▸ **Source excerpt**:

-------------------------

Name: CS 6240: Assignment 3 solution
SKU: 26135
Price: 30.00 USD
Availability: InStock

Description

5/5 - (7 votes)

Goal: Implement PageRank in MapReduce to explore the behavior of an iterative graph algorithm.
This homework is to be completed individually (i.e., no teams). You have to create all deliverables
yourself from scratch. In particular, it is not allowed to copy someone else’s code or text and modify it.
(If you use publicly available code/text, you need to cite the source in your code and report!)
Please submit your solution through Blackboard by the due date shown online. For late submissions you
will lose one percentage point per hour after the deadline. This HW is worth 100 points and accounts for
15% of your overall homework score. To encourage early work, you will receive a 10-point bonus if you
submit your solution on or before the early submission deadline stated on Blackboard. (Notice that your
total score cannot exceed 100 points, but the extra points would compensate for any deductions.)
Always package all your solution files, including the report, into a single standard ZIP file. Make sure
your report is a PDF file.

-------------------------

▸ **Box annotation data**:

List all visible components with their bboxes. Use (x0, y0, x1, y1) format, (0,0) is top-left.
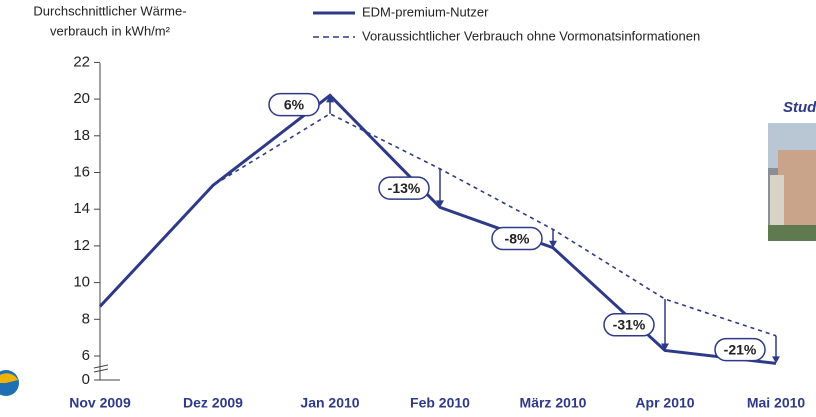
y-tick-label: 12 (73, 237, 90, 254)
x-tick-label: März 2010 (520, 395, 587, 411)
badge-outline (491, 226, 543, 251)
change-badge: -21% (714, 337, 766, 362)
photo (768, 123, 816, 241)
x-tick-label: Nov 2009 (69, 395, 131, 411)
change-badge: 6% (268, 92, 320, 117)
y-axis-title: Durchschnittlicher Wärme- (33, 3, 186, 18)
x-tick-label: Jan 2010 (300, 395, 359, 411)
change-label: -21% (724, 341, 757, 357)
arrow-head (661, 343, 669, 351)
y-tick-label: 0 (82, 371, 90, 388)
arrow-head (326, 95, 334, 103)
change-label: -8% (505, 230, 530, 246)
arrow-head (549, 240, 557, 248)
y-tick-label: 16 (73, 163, 90, 180)
y-tick-label: 10 (73, 274, 90, 291)
badge-outline (378, 176, 430, 200)
series-line (99, 112, 777, 337)
change-badge: -31% (603, 313, 655, 337)
legend-label: EDM-premium-Nutzer (362, 4, 489, 19)
change-label: 6% (284, 96, 305, 112)
y-tick-label: 20 (73, 90, 90, 107)
change-label: -31% (613, 317, 646, 333)
arrow-head (772, 356, 780, 364)
y-axis-title: verbrauch in kWh/m² (50, 23, 171, 38)
axis-break (93, 368, 109, 373)
change-label: -13% (388, 180, 421, 196)
change-badge: -8% (491, 226, 543, 251)
logo (0, 370, 19, 396)
x-tick-label: Mai 2010 (747, 395, 806, 411)
y-tick-label: 6 (82, 347, 90, 364)
y-tick-label: 18 (73, 127, 90, 144)
x-tick-label: Apr 2010 (635, 395, 694, 411)
x-tick-label: Feb 2010 (410, 395, 470, 411)
x-tick-label: Dez 2009 (183, 395, 243, 411)
arrow-head (436, 200, 444, 208)
change-badge: -13% (378, 176, 430, 200)
legend-label: Voraussichtlicher Verbrauch ohne Vormona… (362, 28, 700, 43)
badge-outline (268, 92, 320, 117)
series-line (98, 93, 777, 365)
y-tick-label: 22 (73, 53, 90, 70)
side-label: Stud (783, 99, 816, 116)
y-tick-label: 8 (82, 310, 90, 327)
axis-break (93, 364, 109, 369)
badge-outline (714, 337, 766, 362)
badge-outline (603, 313, 655, 337)
y-tick-label: 14 (73, 200, 90, 217)
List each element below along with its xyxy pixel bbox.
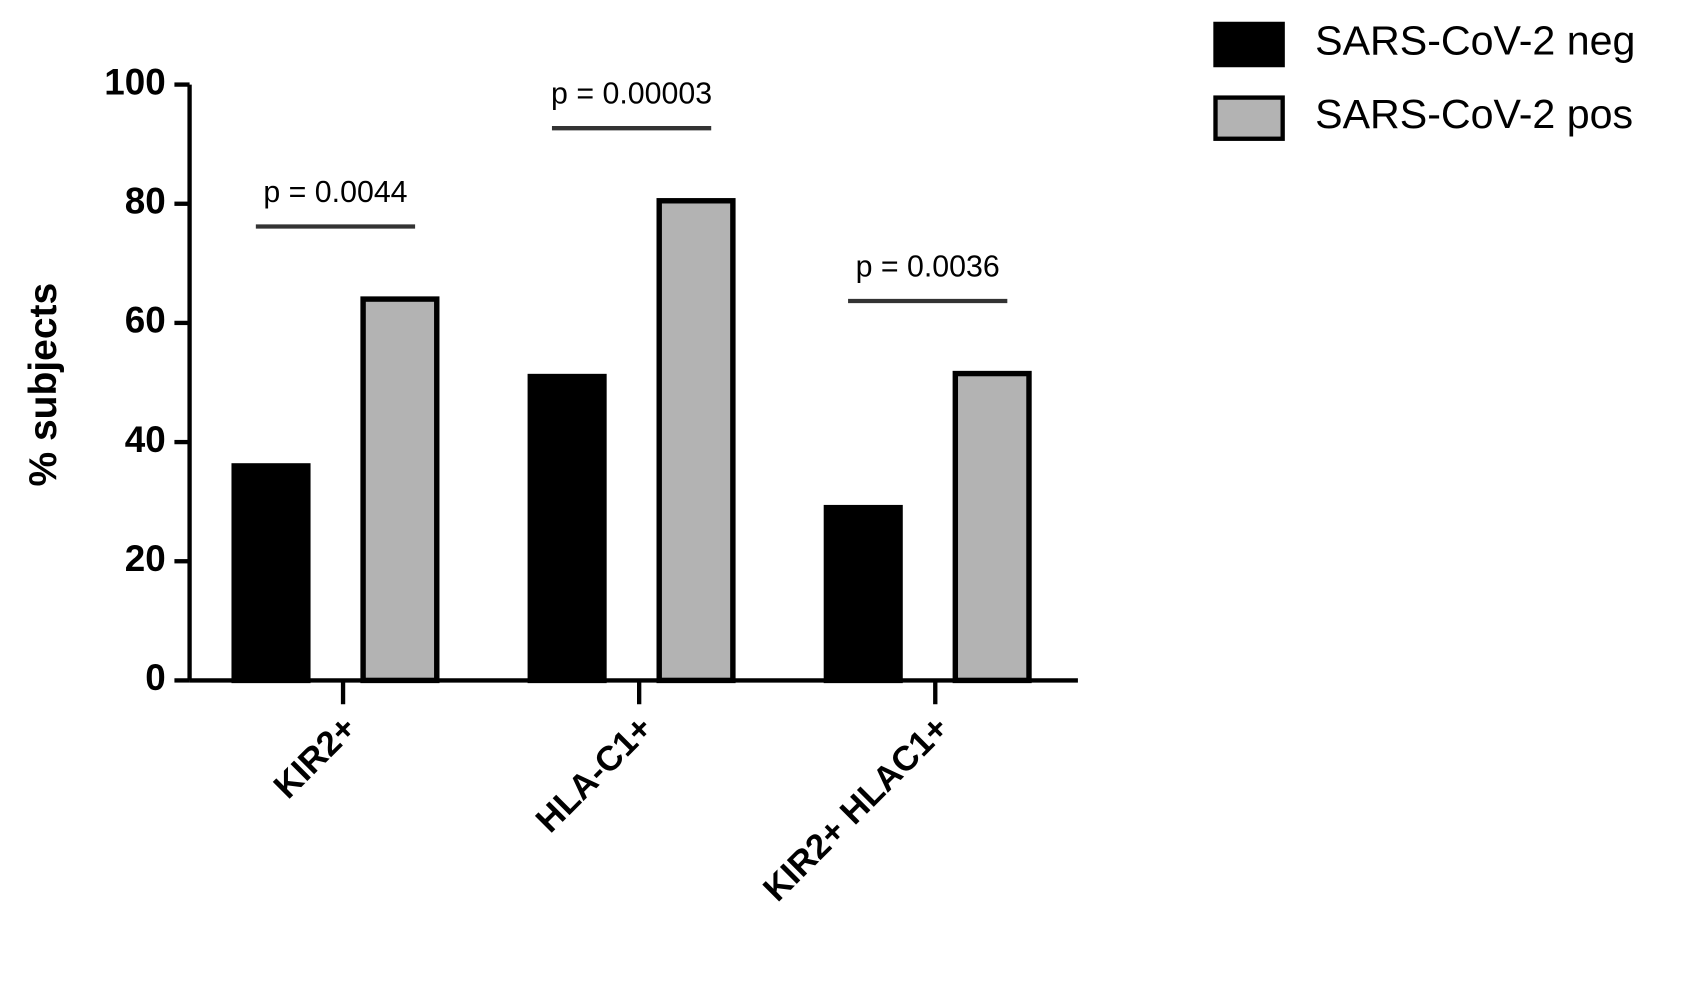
bar [952,370,1032,684]
legend-swatch [1213,95,1285,141]
bar [360,296,440,684]
annotation: p = 0.00003 [551,78,712,111]
y-tick-label: 60 [125,300,166,341]
y-tick-label: 80 [125,180,166,221]
annotation: p = 0.0036 [856,250,1000,283]
legend-label: SARS-CoV-2 neg [1315,17,1635,63]
y-tick-label: 20 [125,538,166,579]
y-tick-label: 100 [104,61,165,102]
x-tick-label: KIR2+ [267,709,364,806]
annotation: p = 0.0044 [263,176,407,209]
legend-label: SARS-CoV-2 pos [1315,91,1633,137]
y-axis-label: % subjects [22,283,65,487]
bar [527,373,607,684]
legend-swatch [1213,21,1285,68]
bar [231,463,311,684]
bar [823,504,903,684]
x-tick-label: HLA-C1+ [529,709,660,840]
y-tick-label: 40 [125,419,166,460]
bar [656,198,736,684]
x-tick-label: KIR2+ HLAC1+ [756,709,956,909]
y-tick-label: 0 [145,657,165,698]
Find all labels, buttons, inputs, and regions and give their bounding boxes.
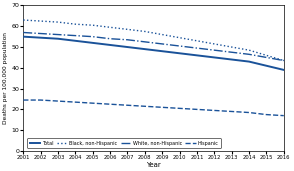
Y-axis label: Deaths per 100,000 population: Deaths per 100,000 population [4,32,9,124]
X-axis label: Year: Year [146,162,161,168]
Legend: Total, Black, non-Hispanic, White, non-Hispanic, Hispanic: Total, Black, non-Hispanic, White, non-H… [27,138,221,148]
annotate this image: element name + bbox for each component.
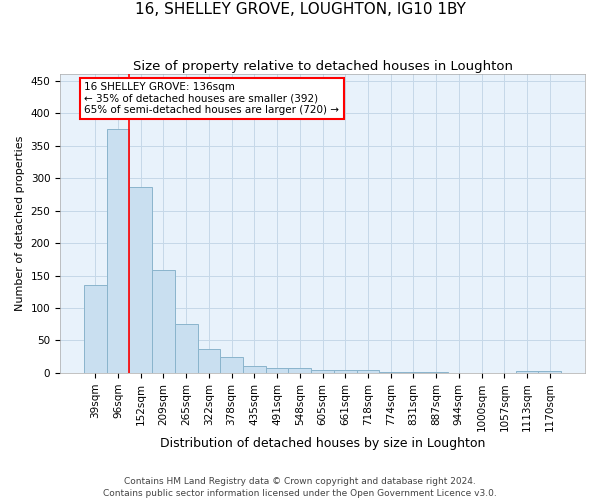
Bar [311,370,334,373]
Bar [175,324,197,373]
Bar [515,371,538,373]
Text: Contains HM Land Registry data © Crown copyright and database right 2024.
Contai: Contains HM Land Registry data © Crown c… [103,476,497,498]
Bar [402,372,425,373]
Title: Size of property relative to detached houses in Loughton: Size of property relative to detached ho… [133,60,512,73]
Bar [107,130,130,373]
Text: 16 SHELLEY GROVE: 136sqm
← 35% of detached houses are smaller (392)
65% of semi-: 16 SHELLEY GROVE: 136sqm ← 35% of detach… [85,82,340,115]
Bar [130,186,152,373]
Bar [220,356,243,373]
Bar [289,368,311,373]
Bar [334,370,356,373]
Bar [197,349,220,373]
Bar [84,286,107,373]
Bar [266,368,289,373]
Bar [425,372,448,373]
Text: 16, SHELLEY GROVE, LOUGHTON, IG10 1BY: 16, SHELLEY GROVE, LOUGHTON, IG10 1BY [134,2,466,18]
Y-axis label: Number of detached properties: Number of detached properties [15,136,25,312]
Bar [538,371,561,373]
X-axis label: Distribution of detached houses by size in Loughton: Distribution of detached houses by size … [160,437,485,450]
Bar [243,366,266,373]
Bar [356,370,379,373]
Bar [379,372,402,373]
Bar [152,270,175,373]
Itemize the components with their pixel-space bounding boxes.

-------------------------

▸ **Exercise requirements**:
Answer these questions using the assignment description:
(a) How many points are lost for each hour a submission is late?
(b) How large is the bonus for submitting by the early deadline?
(c) In what file format must the report be?

▸ **Exercise output**:
(a) One percentage point per hour after the deadline.
(b) 10 points.
(c) PDF.